Start TASK MATERIAL
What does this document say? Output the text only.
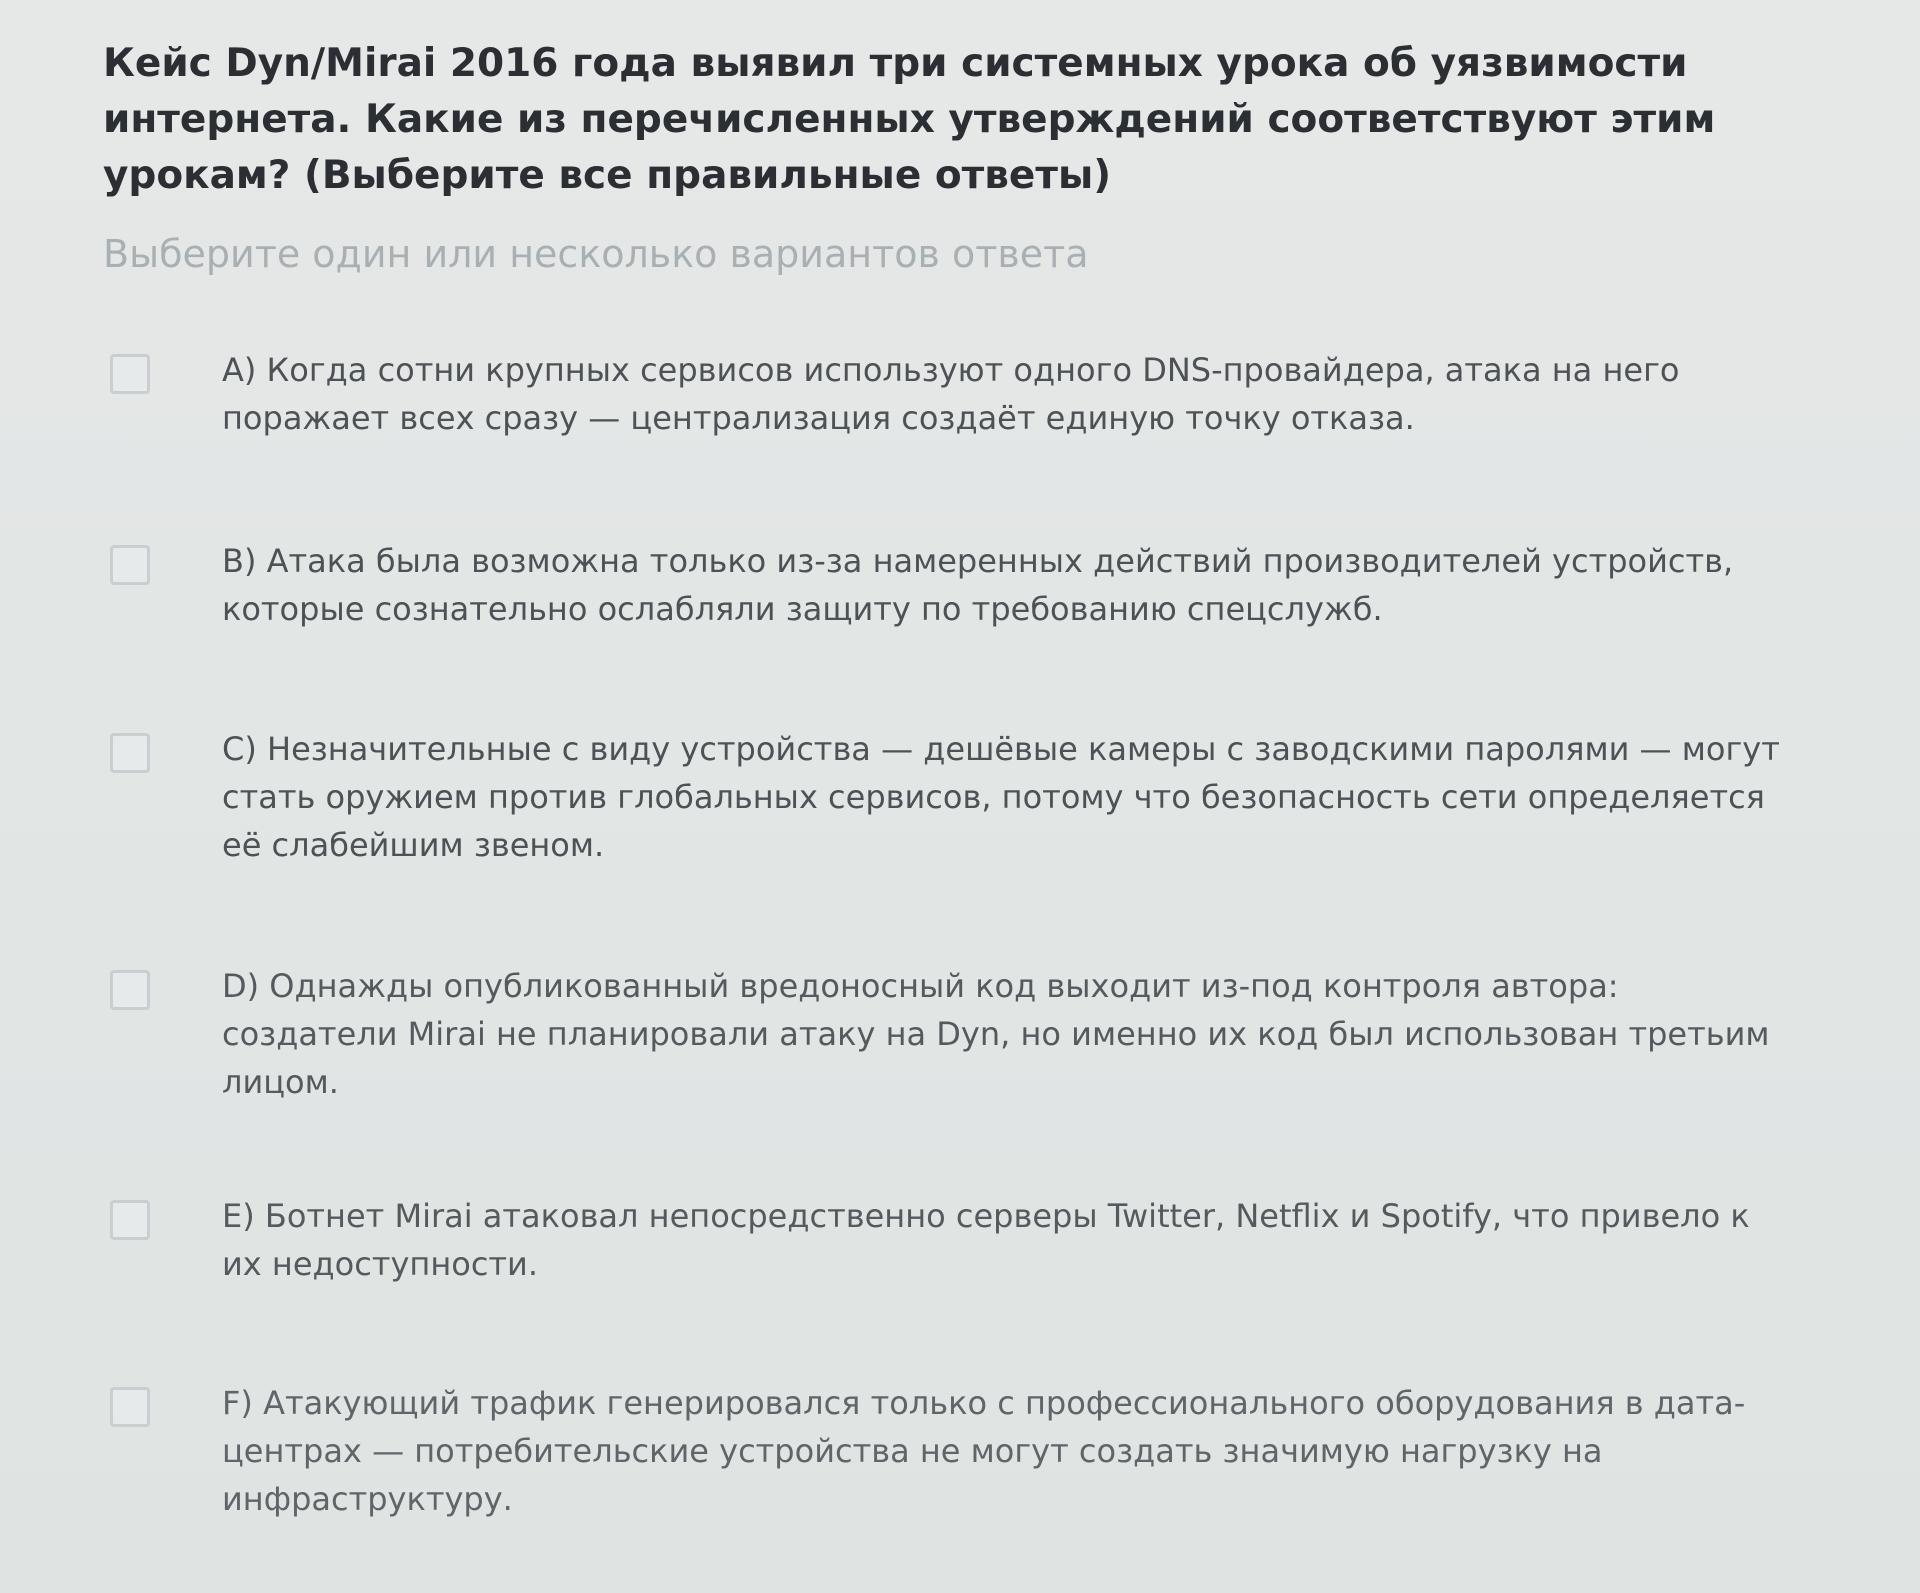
Кейс Dyn/Mirai 2016 года выявил три системных урока об уязвимости интернета. Какие из перечисленных утверждений соответствуют этим урокам? (Выберите все правильные ответы)
Выберите один или несколько вариантов ответа
A) Когда сотни крупных сервисов используют одного DNS-провайдера, атака на него поражает всех сразу — централизация создаёт единую точку отказа.
B) Атака была возможна только из-за намеренных действий производителей устройств, которые сознательно ослабляли защиту по требованию спецслужб.
C) Незначительные с виду устройства — дешёвые камеры с заводскими паролями — могут стать оружием против глобальных сервисов, потому что безопасность сети определяется её слабейшим звеном.
D) Однажды опубликованный вредоносный код выходит из-под контроля автора: создатели Mirai не планировали атаку на Dyn, но именно их код был использован третьим лицом.
E) Ботнет Mirai атаковал непосредственно серверы Twitter, Netflix и Spotify, что привело к их недоступности.
F) Атакующий трафик генерировался только с профессионального оборудования в дата-центрах — потребительские устройства не могут создать значимую нагрузку на инфраструктуру.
End TASK MATERIAL
Reproduce the full material exactly, excluding the pictures.

What does this document say? Output the text only.
Кейс Dyn/Mirai 2016 года выявил три системных урока об уязвимости интернета. Какие из перечисленных утверждений соответствуют этим урокам? (Выберите все правильные ответы)
Выберите один или несколько вариантов ответа
A) Когда сотни крупных сервисов используют одного DNS-провайдера, атака на него поражает всех сразу — централизация создаёт единую точку отказа.
B) Атака была возможна только из-за намеренных действий производителей устройств, которые сознательно ослабляли защиту по требованию спецслужб.
C) Незначительные с виду устройства — дешёвые камеры с заводскими паролями — могут стать оружием против глобальных сервисов, потому что безопасность сети определяется её слабейшим звеном.
D) Однажды опубликованный вредоносный код выходит из-под контроля автора: создатели Mirai не планировали атаку на Dyn, но именно их код был использован третьим лицом.
E) Ботнет Mirai атаковал непосредственно серверы Twitter, Netflix и Spotify, что привело к их недоступности.
F) Атакующий трафик генерировался только с профессионального оборудования в дата-центрах — потребительские устройства не могут создать значимую нагрузку на инфраструктуру.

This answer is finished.